Figure record listings

::::::::::

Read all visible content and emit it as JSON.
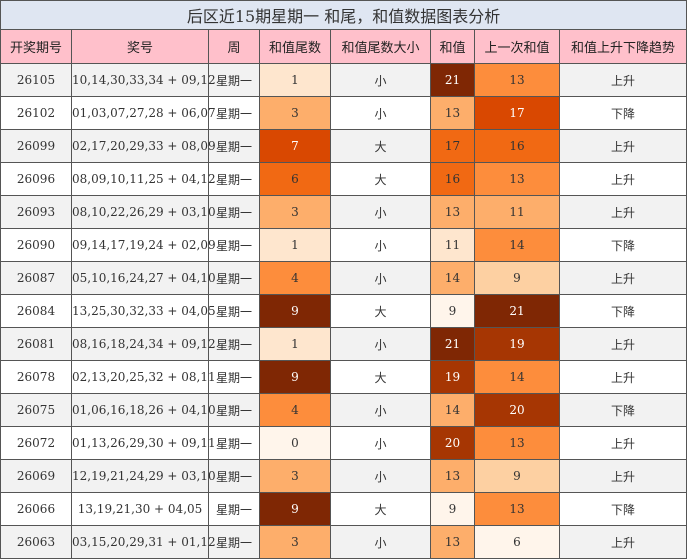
{
  "chart_data": {
    "type": "table",
    "title": "后区近15期星期一 和尾，和值数据图表分析",
    "columns": [
      "开奖期号",
      "奖号",
      "周",
      "和值尾数",
      "和值尾数大小",
      "和值",
      "上一次和值",
      "和值上升下降趋势"
    ],
    "rows": [
      {
        "issue": "26105",
        "numbers": "10,14,30,33,34 + 09,12",
        "weekday": "星期一",
        "tail": "1",
        "size": "小",
        "sum": "21",
        "prev_sum": "13",
        "trend": "上升"
      },
      {
        "issue": "26102",
        "numbers": "01,03,07,27,28 + 06,07",
        "weekday": "星期一",
        "tail": "3",
        "size": "小",
        "sum": "13",
        "prev_sum": "17",
        "trend": "下降"
      },
      {
        "issue": "26099",
        "numbers": "02,17,20,29,33 + 08,09",
        "weekday": "星期一",
        "tail": "7",
        "size": "大",
        "sum": "17",
        "prev_sum": "16",
        "trend": "上升"
      },
      {
        "issue": "26096",
        "numbers": "08,09,10,11,25 + 04,12",
        "weekday": "星期一",
        "tail": "6",
        "size": "大",
        "sum": "16",
        "prev_sum": "13",
        "trend": "上升"
      },
      {
        "issue": "26093",
        "numbers": "08,10,22,26,29 + 03,10",
        "weekday": "星期一",
        "tail": "3",
        "size": "小",
        "sum": "13",
        "prev_sum": "11",
        "trend": "上升"
      },
      {
        "issue": "26090",
        "numbers": "09,14,17,19,24 + 02,09",
        "weekday": "星期一",
        "tail": "1",
        "size": "小",
        "sum": "11",
        "prev_sum": "14",
        "trend": "下降"
      },
      {
        "issue": "26087",
        "numbers": "05,10,16,24,27 + 04,10",
        "weekday": "星期一",
        "tail": "4",
        "size": "小",
        "sum": "14",
        "prev_sum": "9",
        "trend": "上升"
      },
      {
        "issue": "26084",
        "numbers": "13,25,30,32,33 + 04,05",
        "weekday": "星期一",
        "tail": "9",
        "size": "大",
        "sum": "9",
        "prev_sum": "21",
        "trend": "下降"
      },
      {
        "issue": "26081",
        "numbers": "08,16,18,24,34 + 09,12",
        "weekday": "星期一",
        "tail": "1",
        "size": "小",
        "sum": "21",
        "prev_sum": "19",
        "trend": "上升"
      },
      {
        "issue": "26078",
        "numbers": "02,13,20,25,32 + 08,11",
        "weekday": "星期一",
        "tail": "9",
        "size": "大",
        "sum": "19",
        "prev_sum": "14",
        "trend": "上升"
      },
      {
        "issue": "26075",
        "numbers": "01,06,16,18,26 + 04,10",
        "weekday": "星期一",
        "tail": "4",
        "size": "小",
        "sum": "14",
        "prev_sum": "20",
        "trend": "下降"
      },
      {
        "issue": "26072",
        "numbers": "01,13,26,29,30 + 09,11",
        "weekday": "星期一",
        "tail": "0",
        "size": "小",
        "sum": "20",
        "prev_sum": "13",
        "trend": "上升"
      },
      {
        "issue": "26069",
        "numbers": "12,19,21,24,29 + 03,10",
        "weekday": "星期一",
        "tail": "3",
        "size": "小",
        "sum": "13",
        "prev_sum": "9",
        "trend": "上升"
      },
      {
        "issue": "26066",
        "numbers": "13,19,21,30 + 04,05",
        "weekday": "星期一",
        "tail": "9",
        "size": "大",
        "sum": "9",
        "prev_sum": "13",
        "trend": "下降"
      },
      {
        "issue": "26063",
        "numbers": "03,15,20,29,31 + 01,12",
        "weekday": "星期一",
        "tail": "3",
        "size": "小",
        "sum": "13",
        "prev_sum": "6",
        "trend": "上升"
      }
    ]
  },
  "colors": {
    "title_bg": "#dfe6f2",
    "header_bg": "#ffc0cb",
    "stripe_gray": "#f2f2f2",
    "stripe_white": "#ffffff",
    "heat_scale": [
      "#fff5eb",
      "#fee6ce",
      "#fdd0a2",
      "#fdae6b",
      "#fd8d3c",
      "#f16913",
      "#d94801",
      "#a63603",
      "#7f2704"
    ]
  }
}
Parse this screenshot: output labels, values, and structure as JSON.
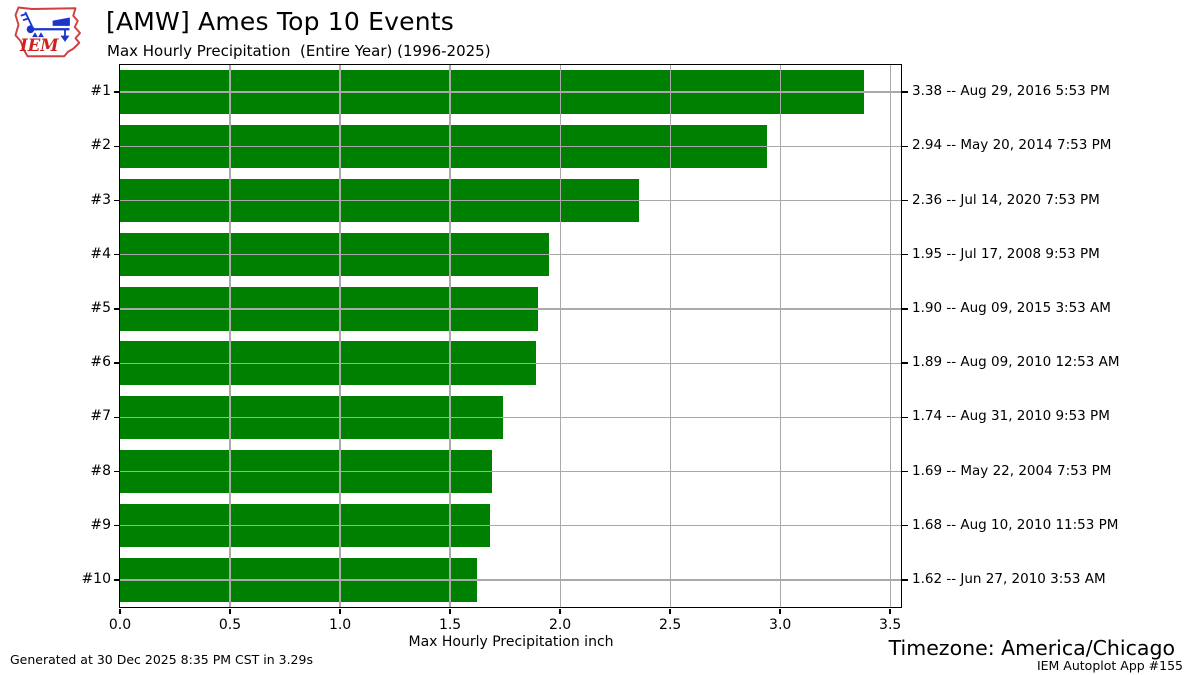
{
  "header": {
    "title": "[AMW] Ames Top 10 Events",
    "subtitle": "Max Hourly Precipitation  (Entire Year) (1996-2025)",
    "logo_text": "IEM"
  },
  "chart_data": {
    "type": "bar",
    "orientation": "horizontal",
    "title": "[AMW] Ames Top 10 Events",
    "subtitle": "Max Hourly Precipitation  (Entire Year) (1996-2025)",
    "categories": [
      "#1",
      "#2",
      "#3",
      "#4",
      "#5",
      "#6",
      "#7",
      "#8",
      "#9",
      "#10"
    ],
    "values": [
      3.38,
      2.94,
      2.36,
      1.95,
      1.9,
      1.89,
      1.74,
      1.69,
      1.68,
      1.62
    ],
    "bar_labels": [
      "3.38 -- Aug 29, 2016 5:53 PM",
      "2.94 -- May 20, 2014 7:53 PM",
      "2.36 -- Jul 14, 2020 7:53 PM",
      "1.95 -- Jul 17, 2008 9:53 PM",
      "1.90 -- Aug 09, 2015 3:53 AM",
      "1.89 -- Aug 09, 2010 12:53 AM",
      "1.74 -- Aug 31, 2010 9:53 PM",
      "1.69 -- May 22, 2004 7:53 PM",
      "1.68 -- Aug 10, 2010 11:53 PM",
      "1.62 -- Jun 27, 2010 3:53 AM"
    ],
    "xlabel": "Max Hourly Precipitation inch",
    "ylabel": "",
    "xticks": [
      0,
      0.5,
      1,
      1.5,
      2,
      2.5,
      3,
      3.5
    ],
    "xtick_labels": [
      "0.0",
      "0.5",
      "1.0",
      "1.5",
      "2.0",
      "2.5",
      "3.0",
      "3.5"
    ],
    "xlim": [
      0,
      3.549
    ],
    "grid": true,
    "legend_position": "none",
    "bar_color": "#008000",
    "grid_color": "#a9a9a9"
  },
  "footer": {
    "generated": "Generated at 30 Dec 2025 8:35 PM CST in 3.29s",
    "timezone": "Timezone: America/Chicago",
    "app_credit": "IEM Autoplot App #155"
  }
}
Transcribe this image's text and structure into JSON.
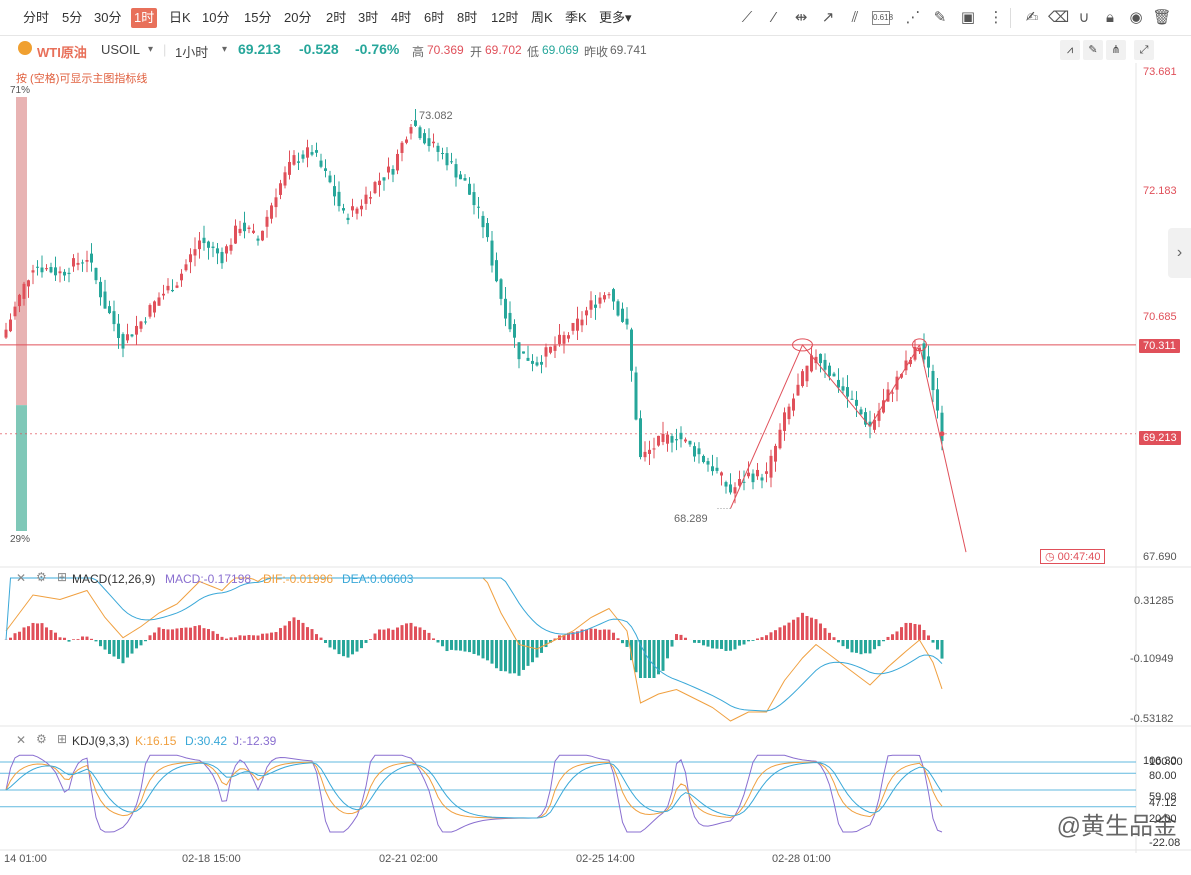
{
  "toolbar": {
    "periods": [
      "分时",
      "5分",
      "30分",
      "1时",
      "日K",
      "10分",
      "15分",
      "20分",
      "2时",
      "3时",
      "4时",
      "6时",
      "8时",
      "12时",
      "周K",
      "季K",
      "更多"
    ],
    "active_period": "1时",
    "fib_label": "0.618"
  },
  "symbol": {
    "name": "WTI原油",
    "code": "USOIL",
    "interval": "1小时",
    "price": "69.213",
    "change": "-0.528",
    "change_pct": "-0.76%",
    "high_label": "高",
    "high": "70.369",
    "open_label": "开",
    "open": "69.702",
    "low_label": "低",
    "low": "69.069",
    "prev_label": "昨收",
    "prev_close": "69.741"
  },
  "hint": "按 (空格)可显示主图指标线",
  "sentiment": {
    "top": "71%",
    "bottom": "29%",
    "bull": 71
  },
  "price_axis": {
    "labels": [
      "73.681",
      "72.183",
      "70.685",
      "67.690"
    ],
    "max": 73.681,
    "min": 67.69
  },
  "tags": {
    "resistance": "70.311",
    "current": "69.213",
    "countdown": "00:47:40"
  },
  "annotations": {
    "high": "73.082",
    "low": "68.289"
  },
  "macd": {
    "title": "MACD(12,26,9)",
    "macd_label": "MACD:-0.17198",
    "dif_label": "DIF:-0.01996",
    "dea_label": "DEA:0.06603",
    "axis": [
      "0.31285",
      "-0.10949",
      "-0.53182"
    ]
  },
  "kdj": {
    "title": "KDJ(9,3,3)",
    "k_label": "K:16.15",
    "d_label": "D:30.42",
    "j_label": "J:-12.39",
    "axis_top": "106.30",
    "axis": [
      "100.00",
      "80.00",
      "59.08",
      "47.12",
      "20.00",
      "-22.08"
    ]
  },
  "time_axis": [
    "14 01:00",
    "02-18 15:00",
    "02-21 02:00",
    "02-25 14:00",
    "02-28 01:00"
  ],
  "watermark": "@黄生品金",
  "colors": {
    "up": "#e0505a",
    "down": "#26a69a",
    "dif": "#f0a040",
    "dea": "#3aa8d8",
    "j": "#8a6fd0"
  },
  "chart_data": {
    "type": "candlestick",
    "title": "WTI原油 USOIL",
    "interval": "1小时",
    "ylim": [
      67.69,
      73.681
    ],
    "resistance_line": 70.311,
    "current_price": 69.213,
    "swing_high": 73.082,
    "swing_low": 68.289,
    "close_path": [
      [
        0,
        70.5
      ],
      [
        6,
        71.3
      ],
      [
        12,
        71.2
      ],
      [
        18,
        71.4
      ],
      [
        22,
        70.8
      ],
      [
        26,
        70.35
      ],
      [
        30,
        70.6
      ],
      [
        34,
        70.9
      ],
      [
        38,
        71.1
      ],
      [
        43,
        71.6
      ],
      [
        48,
        71.4
      ],
      [
        52,
        71.8
      ],
      [
        56,
        71.6
      ],
      [
        60,
        72.2
      ],
      [
        64,
        72.6
      ],
      [
        68,
        72.7
      ],
      [
        72,
        72.3
      ],
      [
        75,
        71.9
      ],
      [
        78,
        72.0
      ],
      [
        82,
        72.3
      ],
      [
        86,
        72.5
      ],
      [
        90,
        73.08
      ],
      [
        94,
        72.8
      ],
      [
        98,
        72.6
      ],
      [
        102,
        72.3
      ],
      [
        106,
        71.8
      ],
      [
        110,
        70.9
      ],
      [
        114,
        70.2
      ],
      [
        118,
        70.1
      ],
      [
        122,
        70.3
      ],
      [
        126,
        70.5
      ],
      [
        130,
        70.8
      ],
      [
        134,
        71.0
      ],
      [
        138,
        70.5
      ],
      [
        141,
        68.9
      ],
      [
        145,
        69.1
      ],
      [
        149,
        69.2
      ],
      [
        153,
        69.0
      ],
      [
        157,
        68.8
      ],
      [
        161,
        68.5
      ],
      [
        165,
        68.7
      ],
      [
        169,
        68.7
      ],
      [
        173,
        69.4
      ],
      [
        177,
        69.9
      ],
      [
        180,
        70.2
      ],
      [
        184,
        69.9
      ],
      [
        188,
        69.6
      ],
      [
        192,
        69.3
      ],
      [
        196,
        69.7
      ],
      [
        200,
        70.05
      ],
      [
        203,
        70.3
      ],
      [
        206,
        69.8
      ],
      [
        208,
        69.213
      ]
    ],
    "macd_series": {
      "hist_final": -0.17198,
      "dif": -0.01996,
      "dea": 0.06603
    },
    "kdj_series": {
      "K": 16.15,
      "D": 30.42,
      "J": -12.39
    }
  }
}
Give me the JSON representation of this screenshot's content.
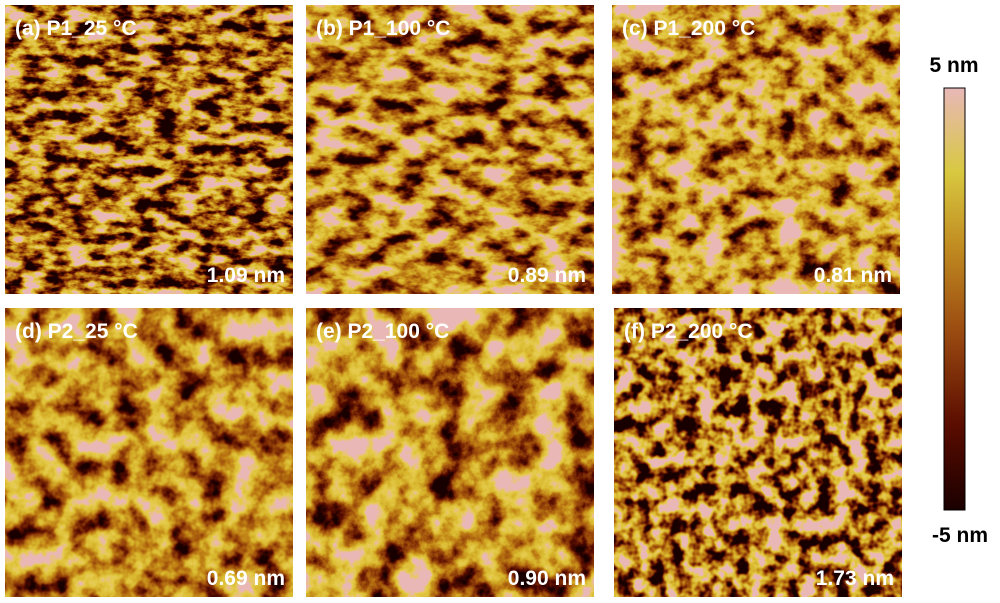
{
  "panels": [
    {
      "label": "(a) P1_25 °C",
      "roughness": "1.09 nm"
    },
    {
      "label": "(b) P1_100 °C",
      "roughness": "0.89 nm"
    },
    {
      "label": "(c) P1_200 °C",
      "roughness": "0.81 nm"
    },
    {
      "label": "(d) P2_25 °C",
      "roughness": "0.69 nm"
    },
    {
      "label": "(e) P2_100 °C",
      "roughness": "0.90 nm"
    },
    {
      "label": "(f) P2_200 °C",
      "roughness": "1.73 nm"
    }
  ],
  "colorbar": {
    "max": "5 nm",
    "min": "-5 nm"
  }
}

::::::::::

## Task directions
Copy exactly the lines from the line containing "Give me the" through the last line of the records, both included, and omit every picture.

## Answer to the exercise
Give me the JSON representation of this screenshot's content.
{
  "panels": [
    {
      "label": "(a) P1_25 °C",
      "roughness": "1.09 nm"
    },
    {
      "label": "(b) P1_100 °C",
      "roughness": "0.89 nm"
    },
    {
      "label": "(c) P1_200 °C",
      "roughness": "0.81 nm"
    },
    {
      "label": "(d) P2_25 °C",
      "roughness": "0.69 nm"
    },
    {
      "label": "(e) P2_100 °C",
      "roughness": "0.90 nm"
    },
    {
      "label": "(f) P2_200 °C",
      "roughness": "1.73 nm"
    }
  ],
  "colorbar": {
    "max": "5 nm",
    "min": "-5 nm"
  }
}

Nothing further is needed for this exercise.